YOUR INSTRUCTIONS
Please lay out the rows from their first line through the line containing "info-icon[interactable] <box>220 381", both included, as a JSON list of strings with one string per line and no blank lines.

Records from a collection
■ ■ ■ ■ ■

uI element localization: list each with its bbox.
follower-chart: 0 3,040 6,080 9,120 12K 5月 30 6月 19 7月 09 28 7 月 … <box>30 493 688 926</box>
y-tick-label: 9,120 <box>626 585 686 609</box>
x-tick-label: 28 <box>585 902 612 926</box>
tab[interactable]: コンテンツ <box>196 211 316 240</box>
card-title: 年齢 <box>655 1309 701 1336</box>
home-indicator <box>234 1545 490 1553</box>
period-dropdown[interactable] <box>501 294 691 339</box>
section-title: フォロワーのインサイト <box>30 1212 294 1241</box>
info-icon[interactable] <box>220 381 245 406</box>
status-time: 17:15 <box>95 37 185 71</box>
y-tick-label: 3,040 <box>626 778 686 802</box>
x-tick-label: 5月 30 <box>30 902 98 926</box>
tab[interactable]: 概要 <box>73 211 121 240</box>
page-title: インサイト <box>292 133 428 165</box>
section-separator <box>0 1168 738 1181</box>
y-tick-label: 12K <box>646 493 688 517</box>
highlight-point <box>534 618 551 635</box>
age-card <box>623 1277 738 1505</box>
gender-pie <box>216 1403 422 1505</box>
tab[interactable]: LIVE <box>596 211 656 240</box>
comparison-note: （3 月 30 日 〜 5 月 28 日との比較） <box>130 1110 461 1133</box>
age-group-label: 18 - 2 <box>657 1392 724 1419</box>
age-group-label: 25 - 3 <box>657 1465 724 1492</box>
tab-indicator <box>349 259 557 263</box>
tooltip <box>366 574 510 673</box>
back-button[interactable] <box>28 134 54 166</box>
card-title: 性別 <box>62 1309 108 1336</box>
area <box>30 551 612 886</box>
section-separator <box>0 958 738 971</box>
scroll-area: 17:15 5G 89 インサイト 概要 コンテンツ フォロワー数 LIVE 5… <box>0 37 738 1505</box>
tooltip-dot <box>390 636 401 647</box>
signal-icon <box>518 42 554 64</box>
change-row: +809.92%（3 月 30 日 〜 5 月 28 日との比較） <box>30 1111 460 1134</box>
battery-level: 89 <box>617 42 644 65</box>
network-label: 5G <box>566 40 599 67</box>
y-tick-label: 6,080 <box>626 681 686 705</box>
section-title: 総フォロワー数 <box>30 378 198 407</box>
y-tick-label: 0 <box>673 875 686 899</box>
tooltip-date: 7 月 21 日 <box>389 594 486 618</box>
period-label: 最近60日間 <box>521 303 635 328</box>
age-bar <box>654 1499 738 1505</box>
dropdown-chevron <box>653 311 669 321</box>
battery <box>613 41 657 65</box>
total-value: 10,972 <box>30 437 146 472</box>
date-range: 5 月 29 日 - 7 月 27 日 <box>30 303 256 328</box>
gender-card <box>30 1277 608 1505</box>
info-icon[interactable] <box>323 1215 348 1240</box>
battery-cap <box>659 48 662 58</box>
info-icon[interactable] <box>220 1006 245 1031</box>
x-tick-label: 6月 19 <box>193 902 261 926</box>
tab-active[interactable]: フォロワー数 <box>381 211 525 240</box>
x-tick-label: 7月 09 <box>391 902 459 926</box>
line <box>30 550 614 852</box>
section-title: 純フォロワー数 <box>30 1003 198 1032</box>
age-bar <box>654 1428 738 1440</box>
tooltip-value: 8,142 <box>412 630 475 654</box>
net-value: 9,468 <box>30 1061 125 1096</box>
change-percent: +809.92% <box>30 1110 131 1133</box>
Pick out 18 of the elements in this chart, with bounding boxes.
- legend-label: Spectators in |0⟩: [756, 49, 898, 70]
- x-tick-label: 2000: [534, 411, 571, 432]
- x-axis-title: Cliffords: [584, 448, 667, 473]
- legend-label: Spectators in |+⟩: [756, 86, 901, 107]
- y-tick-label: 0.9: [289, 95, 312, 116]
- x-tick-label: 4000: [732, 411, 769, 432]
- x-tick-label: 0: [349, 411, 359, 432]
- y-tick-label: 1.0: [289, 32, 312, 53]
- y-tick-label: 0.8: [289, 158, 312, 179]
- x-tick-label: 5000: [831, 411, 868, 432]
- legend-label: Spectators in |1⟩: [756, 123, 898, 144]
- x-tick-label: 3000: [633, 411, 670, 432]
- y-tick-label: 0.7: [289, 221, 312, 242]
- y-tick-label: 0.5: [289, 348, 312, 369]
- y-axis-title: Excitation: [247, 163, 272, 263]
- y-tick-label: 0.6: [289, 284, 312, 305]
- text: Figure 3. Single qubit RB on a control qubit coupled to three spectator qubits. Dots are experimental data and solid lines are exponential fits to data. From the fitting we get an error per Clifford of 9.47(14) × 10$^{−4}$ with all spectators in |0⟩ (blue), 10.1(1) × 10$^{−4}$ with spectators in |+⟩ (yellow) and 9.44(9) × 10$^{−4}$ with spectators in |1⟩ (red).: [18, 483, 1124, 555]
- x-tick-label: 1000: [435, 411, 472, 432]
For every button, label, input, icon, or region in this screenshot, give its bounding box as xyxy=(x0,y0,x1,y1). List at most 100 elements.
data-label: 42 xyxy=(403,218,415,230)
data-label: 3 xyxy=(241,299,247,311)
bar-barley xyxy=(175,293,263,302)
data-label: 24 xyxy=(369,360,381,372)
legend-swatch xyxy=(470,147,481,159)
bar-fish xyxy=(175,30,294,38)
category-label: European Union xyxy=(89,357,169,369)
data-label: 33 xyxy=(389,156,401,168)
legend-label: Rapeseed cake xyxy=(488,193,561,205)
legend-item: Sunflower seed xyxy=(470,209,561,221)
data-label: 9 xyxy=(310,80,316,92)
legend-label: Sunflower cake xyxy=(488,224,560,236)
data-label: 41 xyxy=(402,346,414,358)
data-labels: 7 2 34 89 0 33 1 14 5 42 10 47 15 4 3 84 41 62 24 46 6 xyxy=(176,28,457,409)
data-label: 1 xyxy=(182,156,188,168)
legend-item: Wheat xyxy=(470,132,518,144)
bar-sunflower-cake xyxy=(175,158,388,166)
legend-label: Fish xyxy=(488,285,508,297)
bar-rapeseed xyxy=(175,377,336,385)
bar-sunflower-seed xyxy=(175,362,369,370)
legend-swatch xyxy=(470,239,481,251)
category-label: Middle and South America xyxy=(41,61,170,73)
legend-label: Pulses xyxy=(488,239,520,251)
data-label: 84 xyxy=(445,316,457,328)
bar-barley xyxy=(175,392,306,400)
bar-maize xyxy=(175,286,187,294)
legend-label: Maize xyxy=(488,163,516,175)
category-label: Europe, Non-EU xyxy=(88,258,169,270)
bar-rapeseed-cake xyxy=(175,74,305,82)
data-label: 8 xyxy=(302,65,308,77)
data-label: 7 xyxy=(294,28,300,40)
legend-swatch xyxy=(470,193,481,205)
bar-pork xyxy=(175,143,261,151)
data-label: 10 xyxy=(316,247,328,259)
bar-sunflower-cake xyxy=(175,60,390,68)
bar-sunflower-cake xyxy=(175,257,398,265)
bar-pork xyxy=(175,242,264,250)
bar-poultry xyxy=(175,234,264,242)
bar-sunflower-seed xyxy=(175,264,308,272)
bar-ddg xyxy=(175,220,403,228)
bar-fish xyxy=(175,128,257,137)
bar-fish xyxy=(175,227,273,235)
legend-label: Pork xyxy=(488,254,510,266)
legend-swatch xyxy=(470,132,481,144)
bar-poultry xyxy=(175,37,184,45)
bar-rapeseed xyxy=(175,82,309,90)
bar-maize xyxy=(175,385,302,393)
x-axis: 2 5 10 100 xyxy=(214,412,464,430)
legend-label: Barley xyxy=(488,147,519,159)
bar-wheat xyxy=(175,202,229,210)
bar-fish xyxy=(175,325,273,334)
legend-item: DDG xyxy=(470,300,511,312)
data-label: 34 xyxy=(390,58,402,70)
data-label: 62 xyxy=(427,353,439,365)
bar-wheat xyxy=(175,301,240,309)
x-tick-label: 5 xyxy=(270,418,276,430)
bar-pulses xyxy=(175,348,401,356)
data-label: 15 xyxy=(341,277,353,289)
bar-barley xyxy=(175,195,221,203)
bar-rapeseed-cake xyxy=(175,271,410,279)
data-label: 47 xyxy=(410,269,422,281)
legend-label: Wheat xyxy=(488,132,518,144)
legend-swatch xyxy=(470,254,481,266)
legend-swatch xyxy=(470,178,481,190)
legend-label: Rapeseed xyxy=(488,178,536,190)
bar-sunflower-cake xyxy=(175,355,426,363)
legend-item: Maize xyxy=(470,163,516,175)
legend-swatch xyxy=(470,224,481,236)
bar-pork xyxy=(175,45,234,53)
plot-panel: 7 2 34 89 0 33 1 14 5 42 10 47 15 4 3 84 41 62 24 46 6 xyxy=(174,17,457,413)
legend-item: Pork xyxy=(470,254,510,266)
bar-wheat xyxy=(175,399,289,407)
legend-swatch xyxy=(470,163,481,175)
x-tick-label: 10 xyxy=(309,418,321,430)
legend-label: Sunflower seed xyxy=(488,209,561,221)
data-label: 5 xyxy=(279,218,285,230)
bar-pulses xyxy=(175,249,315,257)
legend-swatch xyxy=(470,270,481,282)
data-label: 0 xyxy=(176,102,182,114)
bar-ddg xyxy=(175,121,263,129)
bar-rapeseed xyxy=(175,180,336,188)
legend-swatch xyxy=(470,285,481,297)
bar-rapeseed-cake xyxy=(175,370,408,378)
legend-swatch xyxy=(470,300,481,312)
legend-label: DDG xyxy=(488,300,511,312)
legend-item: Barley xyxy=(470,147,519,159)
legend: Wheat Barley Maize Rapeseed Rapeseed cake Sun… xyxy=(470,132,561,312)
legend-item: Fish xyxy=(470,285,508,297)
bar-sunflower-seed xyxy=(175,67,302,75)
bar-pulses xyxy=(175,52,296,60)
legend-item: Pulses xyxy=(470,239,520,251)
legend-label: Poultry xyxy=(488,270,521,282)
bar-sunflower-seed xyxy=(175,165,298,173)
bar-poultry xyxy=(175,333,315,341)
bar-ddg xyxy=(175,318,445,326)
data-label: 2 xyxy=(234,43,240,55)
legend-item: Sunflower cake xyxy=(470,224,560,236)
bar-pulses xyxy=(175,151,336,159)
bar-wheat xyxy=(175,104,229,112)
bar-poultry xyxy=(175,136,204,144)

■ ■ ■ ■ ■

RESULT FOR THIS TASK
[
  "uI element localization: list each with its bbox.",
  "follower-chart: 0 3,040 6,080 9,120 12K 5月 30 6月 19 7月 09 28 7 月 … <box>30 493 688 926</box>",
  "y-tick-label: 9,120 <box>626 585 686 609</box>",
  "x-tick-label: 28 <box>585 902 612 926</box>",
  "tab[interactable]: コンテンツ <box>196 211 316 240</box>",
  "card-title: 年齢 <box>655 1309 701 1336</box>",
  "home-indicator <box>234 1545 490 1553</box>",
  "period-dropdown[interactable] <box>501 294 691 339</box>",
  "section-title: フォロワーのインサイト <box>30 1212 294 1241</box>",
  "info-icon[interactable] <box>220 381 245 406</box>"
]